**Aim:**
Extract the text of every entry below exactly; leave images out.

━━━ Dataset extract

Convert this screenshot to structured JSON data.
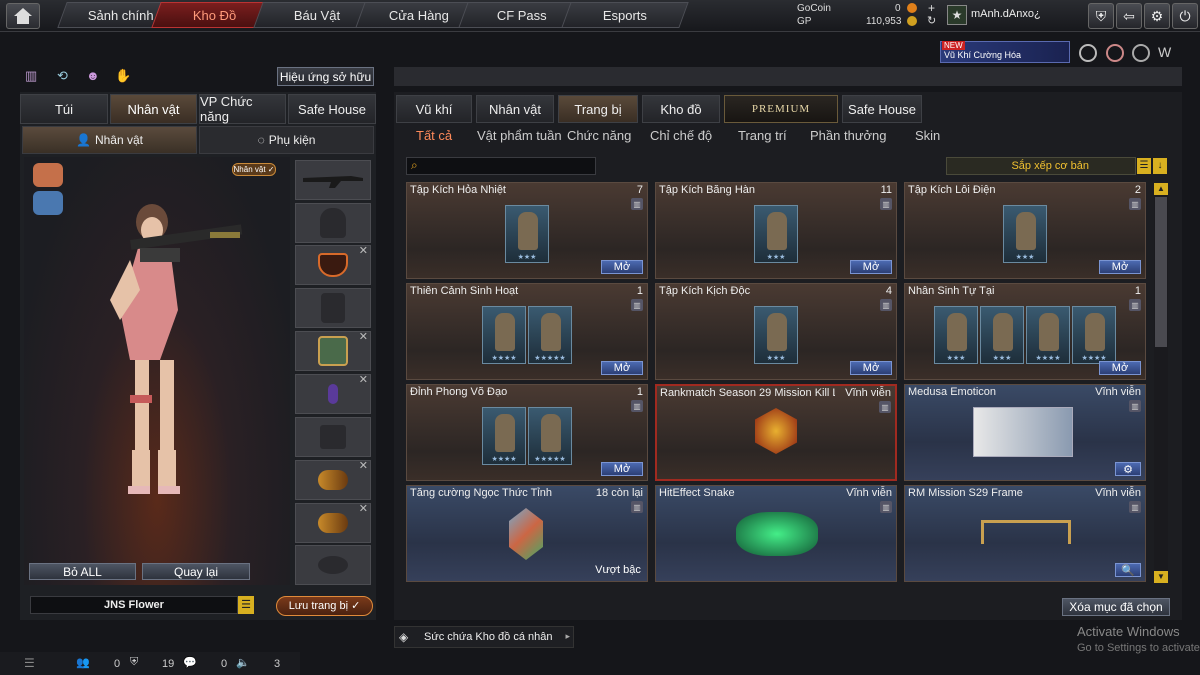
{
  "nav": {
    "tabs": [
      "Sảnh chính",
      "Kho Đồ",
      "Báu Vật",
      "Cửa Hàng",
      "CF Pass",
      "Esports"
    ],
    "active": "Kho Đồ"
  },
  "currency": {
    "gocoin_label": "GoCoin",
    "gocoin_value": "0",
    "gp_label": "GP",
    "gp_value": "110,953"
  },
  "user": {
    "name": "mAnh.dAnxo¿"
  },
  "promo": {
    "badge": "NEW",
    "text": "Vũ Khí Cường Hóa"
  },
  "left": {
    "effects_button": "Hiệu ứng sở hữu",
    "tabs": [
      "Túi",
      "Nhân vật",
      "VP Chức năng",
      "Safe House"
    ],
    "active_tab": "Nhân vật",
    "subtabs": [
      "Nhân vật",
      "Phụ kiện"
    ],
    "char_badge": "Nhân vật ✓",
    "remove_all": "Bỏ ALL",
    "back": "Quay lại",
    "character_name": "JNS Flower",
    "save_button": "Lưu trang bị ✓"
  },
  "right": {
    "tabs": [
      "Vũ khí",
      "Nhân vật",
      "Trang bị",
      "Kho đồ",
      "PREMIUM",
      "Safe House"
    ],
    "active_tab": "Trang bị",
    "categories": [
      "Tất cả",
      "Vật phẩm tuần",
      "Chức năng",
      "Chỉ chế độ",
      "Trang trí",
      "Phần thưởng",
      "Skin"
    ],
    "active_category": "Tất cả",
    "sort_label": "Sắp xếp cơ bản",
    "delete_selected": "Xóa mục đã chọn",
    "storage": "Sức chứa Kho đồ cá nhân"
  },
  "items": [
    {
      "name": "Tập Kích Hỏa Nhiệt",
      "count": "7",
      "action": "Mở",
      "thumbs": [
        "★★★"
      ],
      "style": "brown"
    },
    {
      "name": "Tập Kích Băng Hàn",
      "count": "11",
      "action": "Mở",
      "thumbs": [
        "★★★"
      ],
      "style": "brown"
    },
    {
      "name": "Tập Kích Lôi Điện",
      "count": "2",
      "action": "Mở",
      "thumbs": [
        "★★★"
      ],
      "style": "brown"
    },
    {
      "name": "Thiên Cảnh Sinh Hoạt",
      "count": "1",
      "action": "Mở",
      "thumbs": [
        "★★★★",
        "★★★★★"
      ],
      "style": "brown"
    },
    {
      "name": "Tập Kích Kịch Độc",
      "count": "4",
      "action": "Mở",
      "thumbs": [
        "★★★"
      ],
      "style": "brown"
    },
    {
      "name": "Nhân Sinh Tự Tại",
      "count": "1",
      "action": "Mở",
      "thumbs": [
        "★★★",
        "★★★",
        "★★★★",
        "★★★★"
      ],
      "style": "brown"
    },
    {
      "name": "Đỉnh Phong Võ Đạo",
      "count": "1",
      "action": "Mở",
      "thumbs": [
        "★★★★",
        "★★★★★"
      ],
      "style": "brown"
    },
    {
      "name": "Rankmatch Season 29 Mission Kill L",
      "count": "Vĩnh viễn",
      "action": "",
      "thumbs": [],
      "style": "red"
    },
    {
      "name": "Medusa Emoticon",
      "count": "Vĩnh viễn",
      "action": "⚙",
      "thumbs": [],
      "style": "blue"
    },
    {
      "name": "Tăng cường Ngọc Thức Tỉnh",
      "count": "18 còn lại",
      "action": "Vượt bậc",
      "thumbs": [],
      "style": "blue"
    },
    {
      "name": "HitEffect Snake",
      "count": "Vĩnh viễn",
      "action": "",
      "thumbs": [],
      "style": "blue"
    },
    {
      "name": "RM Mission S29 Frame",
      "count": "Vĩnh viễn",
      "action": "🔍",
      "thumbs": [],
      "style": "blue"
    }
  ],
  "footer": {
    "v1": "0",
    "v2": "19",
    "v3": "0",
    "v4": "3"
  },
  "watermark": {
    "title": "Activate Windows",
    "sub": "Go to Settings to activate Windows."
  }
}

━━━━━━

**Task output:**
Convert this screenshot to structured JSON data.
{
  "nav": {
    "tabs": [
      "Sảnh chính",
      "Kho Đồ",
      "Báu Vật",
      "Cửa Hàng",
      "CF Pass",
      "Esports"
    ],
    "active": "Kho Đồ"
  },
  "currency": {
    "gocoin_label": "GoCoin",
    "gocoin_value": "0",
    "gp_label": "GP",
    "gp_value": "110,953"
  },
  "user": {
    "name": "mAnh.dAnxo¿"
  },
  "promo": {
    "badge": "NEW",
    "text": "Vũ Khí Cường Hóa"
  },
  "left": {
    "effects_button": "Hiệu ứng sở hữu",
    "tabs": [
      "Túi",
      "Nhân vật",
      "VP Chức năng",
      "Safe House"
    ],
    "active_tab": "Nhân vật",
    "subtabs": [
      "Nhân vật",
      "Phụ kiện"
    ],
    "char_badge": "Nhân vật ✓",
    "remove_all": "Bỏ ALL",
    "back": "Quay lại",
    "character_name": "JNS Flower",
    "save_button": "Lưu trang bị ✓"
  },
  "right": {
    "tabs": [
      "Vũ khí",
      "Nhân vật",
      "Trang bị",
      "Kho đồ",
      "PREMIUM",
      "Safe House"
    ],
    "active_tab": "Trang bị",
    "categories": [
      "Tất cả",
      "Vật phẩm tuần",
      "Chức năng",
      "Chỉ chế độ",
      "Trang trí",
      "Phần thưởng",
      "Skin"
    ],
    "active_category": "Tất cả",
    "sort_label": "Sắp xếp cơ bản",
    "delete_selected": "Xóa mục đã chọn",
    "storage": "Sức chứa Kho đồ cá nhân"
  },
  "items": [
    {
      "name": "Tập Kích Hỏa Nhiệt",
      "count": "7",
      "action": "Mở",
      "thumbs": [
        "★★★"
      ],
      "style": "brown"
    },
    {
      "name": "Tập Kích Băng Hàn",
      "count": "11",
      "action": "Mở",
      "thumbs": [
        "★★★"
      ],
      "style": "brown"
    },
    {
      "name": "Tập Kích Lôi Điện",
      "count": "2",
      "action": "Mở",
      "thumbs": [
        "★★★"
      ],
      "style": "brown"
    },
    {
      "name": "Thiên Cảnh Sinh Hoạt",
      "count": "1",
      "action": "Mở",
      "thumbs": [
        "★★★★",
        "★★★★★"
      ],
      "style": "brown"
    },
    {
      "name": "Tập Kích Kịch Độc",
      "count": "4",
      "action": "Mở",
      "thumbs": [
        "★★★"
      ],
      "style": "brown"
    },
    {
      "name": "Nhân Sinh Tự Tại",
      "count": "1",
      "action": "Mở",
      "thumbs": [
        "★★★",
        "★★★",
        "★★★★",
        "★★★★"
      ],
      "style": "brown"
    },
    {
      "name": "Đỉnh Phong Võ Đạo",
      "count": "1",
      "action": "Mở",
      "thumbs": [
        "★★★★",
        "★★★★★"
      ],
      "style": "brown"
    },
    {
      "name": "Rankmatch Season 29 Mission Kill L",
      "count": "Vĩnh viễn",
      "action": "",
      "thumbs": [],
      "style": "red"
    },
    {
      "name": "Medusa Emoticon",
      "count": "Vĩnh viễn",
      "action": "⚙",
      "thumbs": [],
      "style": "blue"
    },
    {
      "name": "Tăng cường Ngọc Thức Tỉnh",
      "count": "18 còn lại",
      "action": "Vượt bậc",
      "thumbs": [],
      "style": "blue"
    },
    {
      "name": "HitEffect Snake",
      "count": "Vĩnh viễn",
      "action": "",
      "thumbs": [],
      "style": "blue"
    },
    {
      "name": "RM Mission S29 Frame",
      "count": "Vĩnh viễn",
      "action": "🔍",
      "thumbs": [],
      "style": "blue"
    }
  ],
  "footer": {
    "v1": "0",
    "v2": "19",
    "v3": "0",
    "v4": "3"
  },
  "watermark": {
    "title": "Activate Windows",
    "sub": "Go to Settings to activate Windows."
  }
}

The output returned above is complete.